Recorded data ->
————

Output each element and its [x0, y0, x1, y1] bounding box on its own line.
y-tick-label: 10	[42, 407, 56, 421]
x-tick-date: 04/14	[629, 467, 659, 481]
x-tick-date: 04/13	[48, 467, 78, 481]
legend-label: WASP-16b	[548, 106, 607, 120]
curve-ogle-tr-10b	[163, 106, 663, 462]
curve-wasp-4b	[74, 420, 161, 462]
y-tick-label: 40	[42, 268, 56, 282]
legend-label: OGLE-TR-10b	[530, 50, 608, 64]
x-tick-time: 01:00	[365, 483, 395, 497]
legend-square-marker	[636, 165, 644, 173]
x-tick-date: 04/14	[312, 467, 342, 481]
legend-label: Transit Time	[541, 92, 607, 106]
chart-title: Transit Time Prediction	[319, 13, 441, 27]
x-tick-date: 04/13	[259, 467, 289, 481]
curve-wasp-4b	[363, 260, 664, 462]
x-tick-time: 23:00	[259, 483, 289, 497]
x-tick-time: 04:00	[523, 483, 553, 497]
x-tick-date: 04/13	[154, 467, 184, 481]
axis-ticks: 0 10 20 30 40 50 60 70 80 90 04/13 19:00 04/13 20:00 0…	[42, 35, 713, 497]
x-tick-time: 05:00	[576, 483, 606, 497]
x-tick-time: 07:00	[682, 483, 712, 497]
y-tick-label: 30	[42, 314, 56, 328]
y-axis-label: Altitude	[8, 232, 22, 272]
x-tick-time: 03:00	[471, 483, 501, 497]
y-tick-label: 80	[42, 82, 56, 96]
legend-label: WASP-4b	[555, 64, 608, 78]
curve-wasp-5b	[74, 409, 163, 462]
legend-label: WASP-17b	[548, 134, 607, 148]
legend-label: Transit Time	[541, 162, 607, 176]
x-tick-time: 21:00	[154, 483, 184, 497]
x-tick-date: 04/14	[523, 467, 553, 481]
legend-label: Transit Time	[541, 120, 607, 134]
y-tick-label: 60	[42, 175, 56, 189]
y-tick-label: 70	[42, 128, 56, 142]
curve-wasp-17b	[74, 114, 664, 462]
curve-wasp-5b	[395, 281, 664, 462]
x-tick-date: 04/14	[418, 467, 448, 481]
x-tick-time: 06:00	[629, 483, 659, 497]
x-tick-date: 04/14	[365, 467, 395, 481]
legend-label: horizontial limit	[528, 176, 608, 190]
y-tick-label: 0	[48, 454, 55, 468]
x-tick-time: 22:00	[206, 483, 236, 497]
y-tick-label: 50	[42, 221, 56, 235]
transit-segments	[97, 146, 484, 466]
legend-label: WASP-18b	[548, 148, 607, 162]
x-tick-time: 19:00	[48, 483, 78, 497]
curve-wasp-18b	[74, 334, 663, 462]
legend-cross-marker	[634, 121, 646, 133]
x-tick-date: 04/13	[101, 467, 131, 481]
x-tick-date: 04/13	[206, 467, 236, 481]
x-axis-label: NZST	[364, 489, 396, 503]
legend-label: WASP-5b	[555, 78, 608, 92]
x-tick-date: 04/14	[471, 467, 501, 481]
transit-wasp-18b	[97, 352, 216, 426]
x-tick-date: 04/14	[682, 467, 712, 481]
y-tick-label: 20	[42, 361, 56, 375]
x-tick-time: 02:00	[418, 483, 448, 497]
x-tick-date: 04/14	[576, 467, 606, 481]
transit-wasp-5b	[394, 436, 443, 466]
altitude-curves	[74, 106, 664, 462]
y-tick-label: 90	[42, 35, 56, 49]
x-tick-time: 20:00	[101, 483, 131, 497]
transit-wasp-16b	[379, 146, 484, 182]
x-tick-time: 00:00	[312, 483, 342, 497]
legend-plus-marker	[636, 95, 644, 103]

————

Exercise prompt -> Copy all of the rows above verbatim, keeping each one on its own line.

Result below ->
Output each element and its [x0, y0, x1, y1] bounding box on its own line.
y-tick-label: 10	[42, 407, 56, 421]
x-tick-date: 04/14	[629, 467, 659, 481]
x-tick-date: 04/13	[48, 467, 78, 481]
legend-label: WASP-16b	[548, 106, 607, 120]
curve-ogle-tr-10b	[163, 106, 663, 462]
curve-wasp-4b	[74, 420, 161, 462]
y-tick-label: 40	[42, 268, 56, 282]
legend-label: OGLE-TR-10b	[530, 50, 608, 64]
x-tick-time: 01:00	[365, 483, 395, 497]
legend-square-marker	[636, 165, 644, 173]
x-tick-date: 04/14	[312, 467, 342, 481]
legend-label: Transit Time	[541, 92, 607, 106]
chart-title: Transit Time Prediction	[319, 13, 441, 27]
x-tick-date: 04/13	[259, 467, 289, 481]
curve-wasp-4b	[363, 260, 664, 462]
x-tick-time: 23:00	[259, 483, 289, 497]
x-tick-time: 04:00	[523, 483, 553, 497]
x-tick-date: 04/13	[154, 467, 184, 481]
axis-ticks: 0 10 20 30 40 50 60 70 80 90 04/13 19:00 04/13 20:00 0…	[42, 35, 713, 497]
x-tick-time: 05:00	[576, 483, 606, 497]
x-tick-time: 07:00	[682, 483, 712, 497]
y-tick-label: 30	[42, 314, 56, 328]
y-axis-label: Altitude	[8, 232, 22, 272]
x-tick-time: 03:00	[471, 483, 501, 497]
y-tick-label: 80	[42, 82, 56, 96]
legend-label: WASP-4b	[555, 64, 608, 78]
curve-wasp-5b	[74, 409, 163, 462]
legend-label: WASP-17b	[548, 134, 607, 148]
legend-label: Transit Time	[541, 162, 607, 176]
x-tick-time: 21:00	[154, 483, 184, 497]
x-tick-date: 04/14	[523, 467, 553, 481]
legend-label: Transit Time	[541, 120, 607, 134]
y-tick-label: 60	[42, 175, 56, 189]
y-tick-label: 70	[42, 128, 56, 142]
curve-wasp-17b	[74, 114, 664, 462]
curve-wasp-5b	[395, 281, 664, 462]
x-tick-date: 04/14	[418, 467, 448, 481]
x-tick-time: 06:00	[629, 483, 659, 497]
x-tick-date: 04/14	[365, 467, 395, 481]
legend-label: horizontial limit	[528, 176, 608, 190]
y-tick-label: 0	[48, 454, 55, 468]
x-tick-time: 22:00	[206, 483, 236, 497]
y-tick-label: 50	[42, 221, 56, 235]
transit-segments	[97, 146, 484, 466]
legend-label: WASP-18b	[548, 148, 607, 162]
x-tick-time: 19:00	[48, 483, 78, 497]
curve-wasp-18b	[74, 334, 663, 462]
legend-cross-marker	[634, 121, 646, 133]
x-tick-date: 04/13	[101, 467, 131, 481]
x-tick-date: 04/13	[206, 467, 236, 481]
x-axis-label: NZST	[364, 489, 396, 503]
legend-label: WASP-5b	[555, 78, 608, 92]
x-tick-date: 04/14	[471, 467, 501, 481]
transit-wasp-18b	[97, 352, 216, 426]
x-tick-date: 04/14	[682, 467, 712, 481]
y-tick-label: 20	[42, 361, 56, 375]
x-tick-time: 02:00	[418, 483, 448, 497]
x-tick-date: 04/14	[576, 467, 606, 481]
transit-wasp-5b	[394, 436, 443, 466]
altitude-curves	[74, 106, 664, 462]
y-tick-label: 90	[42, 35, 56, 49]
x-tick-time: 20:00	[101, 483, 131, 497]
transit-wasp-16b	[379, 146, 484, 182]
x-tick-time: 00:00	[312, 483, 342, 497]
legend-plus-marker	[636, 95, 644, 103]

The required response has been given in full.